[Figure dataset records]
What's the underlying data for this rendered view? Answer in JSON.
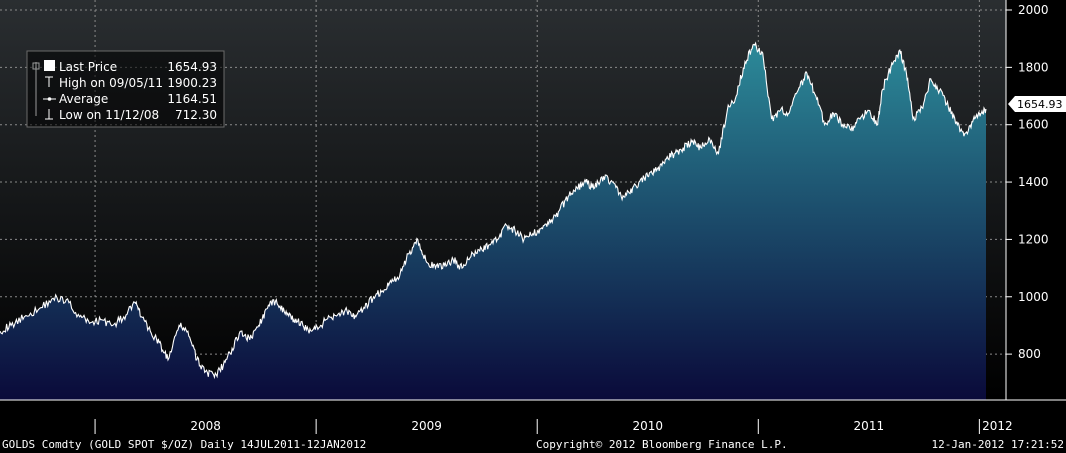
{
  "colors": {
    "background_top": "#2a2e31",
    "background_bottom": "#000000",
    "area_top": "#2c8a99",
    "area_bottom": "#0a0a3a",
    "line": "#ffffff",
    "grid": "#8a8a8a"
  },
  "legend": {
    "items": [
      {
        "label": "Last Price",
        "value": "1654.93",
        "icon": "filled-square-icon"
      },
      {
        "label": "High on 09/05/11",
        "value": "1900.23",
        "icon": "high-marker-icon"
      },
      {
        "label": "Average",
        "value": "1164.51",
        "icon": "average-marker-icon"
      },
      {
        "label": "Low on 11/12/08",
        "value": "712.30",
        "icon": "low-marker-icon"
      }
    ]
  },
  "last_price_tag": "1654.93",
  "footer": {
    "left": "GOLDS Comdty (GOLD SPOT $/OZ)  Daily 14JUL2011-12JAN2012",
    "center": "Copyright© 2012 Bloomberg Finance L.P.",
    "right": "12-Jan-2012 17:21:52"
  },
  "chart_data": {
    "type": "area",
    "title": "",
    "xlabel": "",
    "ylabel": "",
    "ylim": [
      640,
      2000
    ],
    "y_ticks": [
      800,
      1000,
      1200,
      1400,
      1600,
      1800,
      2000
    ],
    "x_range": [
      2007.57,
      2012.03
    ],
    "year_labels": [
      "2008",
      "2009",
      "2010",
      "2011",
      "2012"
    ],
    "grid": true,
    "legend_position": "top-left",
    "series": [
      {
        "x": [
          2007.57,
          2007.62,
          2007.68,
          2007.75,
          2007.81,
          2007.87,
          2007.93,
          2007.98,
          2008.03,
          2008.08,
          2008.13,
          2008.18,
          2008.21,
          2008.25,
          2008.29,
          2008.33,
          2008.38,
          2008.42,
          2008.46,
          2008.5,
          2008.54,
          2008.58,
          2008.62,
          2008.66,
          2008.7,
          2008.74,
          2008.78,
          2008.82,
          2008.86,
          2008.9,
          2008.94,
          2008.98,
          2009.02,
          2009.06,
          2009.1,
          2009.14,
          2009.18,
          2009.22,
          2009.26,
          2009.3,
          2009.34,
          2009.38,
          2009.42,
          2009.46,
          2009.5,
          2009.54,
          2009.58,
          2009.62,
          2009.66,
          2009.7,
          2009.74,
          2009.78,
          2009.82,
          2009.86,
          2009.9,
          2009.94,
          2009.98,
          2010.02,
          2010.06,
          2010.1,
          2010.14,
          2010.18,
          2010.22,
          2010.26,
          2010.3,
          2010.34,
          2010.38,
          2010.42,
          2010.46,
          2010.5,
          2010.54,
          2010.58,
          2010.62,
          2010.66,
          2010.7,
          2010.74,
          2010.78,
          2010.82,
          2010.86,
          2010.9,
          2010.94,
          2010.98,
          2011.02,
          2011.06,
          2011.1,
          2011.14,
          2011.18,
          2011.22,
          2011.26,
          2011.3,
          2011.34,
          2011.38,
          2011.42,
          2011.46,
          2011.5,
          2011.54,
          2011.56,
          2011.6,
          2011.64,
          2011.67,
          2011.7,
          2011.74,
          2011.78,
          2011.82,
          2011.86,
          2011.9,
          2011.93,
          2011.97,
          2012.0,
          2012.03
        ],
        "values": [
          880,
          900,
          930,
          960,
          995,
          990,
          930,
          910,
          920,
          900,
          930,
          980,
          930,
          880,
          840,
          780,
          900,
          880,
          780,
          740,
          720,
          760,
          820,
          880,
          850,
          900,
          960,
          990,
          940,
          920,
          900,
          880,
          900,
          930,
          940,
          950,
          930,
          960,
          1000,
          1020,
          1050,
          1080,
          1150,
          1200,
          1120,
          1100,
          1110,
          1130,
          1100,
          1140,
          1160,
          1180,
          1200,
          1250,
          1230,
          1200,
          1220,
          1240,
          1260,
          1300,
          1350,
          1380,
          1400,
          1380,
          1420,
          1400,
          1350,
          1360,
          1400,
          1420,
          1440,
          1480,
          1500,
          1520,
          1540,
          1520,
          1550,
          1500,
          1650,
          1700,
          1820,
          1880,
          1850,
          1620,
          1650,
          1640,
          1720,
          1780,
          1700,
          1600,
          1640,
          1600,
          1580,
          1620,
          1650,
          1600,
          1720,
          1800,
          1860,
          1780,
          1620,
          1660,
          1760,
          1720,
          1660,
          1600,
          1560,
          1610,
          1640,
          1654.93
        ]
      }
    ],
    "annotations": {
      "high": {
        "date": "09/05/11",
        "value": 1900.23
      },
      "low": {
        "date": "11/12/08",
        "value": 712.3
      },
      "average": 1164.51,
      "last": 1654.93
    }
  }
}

* OBJECTIVE
In the copy, include all records verbatim but no images.

* ANSWER TO THIS PROBLEM
What's the underlying data for this rendered view? Answer in JSON.
{
  "colors": {
    "background_top": "#2a2e31",
    "background_bottom": "#000000",
    "area_top": "#2c8a99",
    "area_bottom": "#0a0a3a",
    "line": "#ffffff",
    "grid": "#8a8a8a"
  },
  "legend": {
    "items": [
      {
        "label": "Last Price",
        "value": "1654.93",
        "icon": "filled-square-icon"
      },
      {
        "label": "High on 09/05/11",
        "value": "1900.23",
        "icon": "high-marker-icon"
      },
      {
        "label": "Average",
        "value": "1164.51",
        "icon": "average-marker-icon"
      },
      {
        "label": "Low on 11/12/08",
        "value": "712.30",
        "icon": "low-marker-icon"
      }
    ]
  },
  "last_price_tag": "1654.93",
  "footer": {
    "left": "GOLDS Comdty (GOLD SPOT $/OZ)  Daily 14JUL2011-12JAN2012",
    "center": "Copyright© 2012 Bloomberg Finance L.P.",
    "right": "12-Jan-2012 17:21:52"
  },
  "chart_data": {
    "type": "area",
    "title": "",
    "xlabel": "",
    "ylabel": "",
    "ylim": [
      640,
      2000
    ],
    "y_ticks": [
      800,
      1000,
      1200,
      1400,
      1600,
      1800,
      2000
    ],
    "x_range": [
      2007.57,
      2012.03
    ],
    "year_labels": [
      "2008",
      "2009",
      "2010",
      "2011",
      "2012"
    ],
    "grid": true,
    "legend_position": "top-left",
    "series": [
      {
        "x": [
          2007.57,
          2007.62,
          2007.68,
          2007.75,
          2007.81,
          2007.87,
          2007.93,
          2007.98,
          2008.03,
          2008.08,
          2008.13,
          2008.18,
          2008.21,
          2008.25,
          2008.29,
          2008.33,
          2008.38,
          2008.42,
          2008.46,
          2008.5,
          2008.54,
          2008.58,
          2008.62,
          2008.66,
          2008.7,
          2008.74,
          2008.78,
          2008.82,
          2008.86,
          2008.9,
          2008.94,
          2008.98,
          2009.02,
          2009.06,
          2009.1,
          2009.14,
          2009.18,
          2009.22,
          2009.26,
          2009.3,
          2009.34,
          2009.38,
          2009.42,
          2009.46,
          2009.5,
          2009.54,
          2009.58,
          2009.62,
          2009.66,
          2009.7,
          2009.74,
          2009.78,
          2009.82,
          2009.86,
          2009.9,
          2009.94,
          2009.98,
          2010.02,
          2010.06,
          2010.1,
          2010.14,
          2010.18,
          2010.22,
          2010.26,
          2010.3,
          2010.34,
          2010.38,
          2010.42,
          2010.46,
          2010.5,
          2010.54,
          2010.58,
          2010.62,
          2010.66,
          2010.7,
          2010.74,
          2010.78,
          2010.82,
          2010.86,
          2010.9,
          2010.94,
          2010.98,
          2011.02,
          2011.06,
          2011.1,
          2011.14,
          2011.18,
          2011.22,
          2011.26,
          2011.3,
          2011.34,
          2011.38,
          2011.42,
          2011.46,
          2011.5,
          2011.54,
          2011.56,
          2011.6,
          2011.64,
          2011.67,
          2011.7,
          2011.74,
          2011.78,
          2011.82,
          2011.86,
          2011.9,
          2011.93,
          2011.97,
          2012.0,
          2012.03
        ],
        "values": [
          880,
          900,
          930,
          960,
          995,
          990,
          930,
          910,
          920,
          900,
          930,
          980,
          930,
          880,
          840,
          780,
          900,
          880,
          780,
          740,
          720,
          760,
          820,
          880,
          850,
          900,
          960,
          990,
          940,
          920,
          900,
          880,
          900,
          930,
          940,
          950,
          930,
          960,
          1000,
          1020,
          1050,
          1080,
          1150,
          1200,
          1120,
          1100,
          1110,
          1130,
          1100,
          1140,
          1160,
          1180,
          1200,
          1250,
          1230,
          1200,
          1220,
          1240,
          1260,
          1300,
          1350,
          1380,
          1400,
          1380,
          1420,
          1400,
          1350,
          1360,
          1400,
          1420,
          1440,
          1480,
          1500,
          1520,
          1540,
          1520,
          1550,
          1500,
          1650,
          1700,
          1820,
          1880,
          1850,
          1620,
          1650,
          1640,
          1720,
          1780,
          1700,
          1600,
          1640,
          1600,
          1580,
          1620,
          1650,
          1600,
          1720,
          1800,
          1860,
          1780,
          1620,
          1660,
          1760,
          1720,
          1660,
          1600,
          1560,
          1610,
          1640,
          1654.93
        ]
      }
    ],
    "annotations": {
      "high": {
        "date": "09/05/11",
        "value": 1900.23
      },
      "low": {
        "date": "11/12/08",
        "value": 712.3
      },
      "average": 1164.51,
      "last": 1654.93
    }
  }
}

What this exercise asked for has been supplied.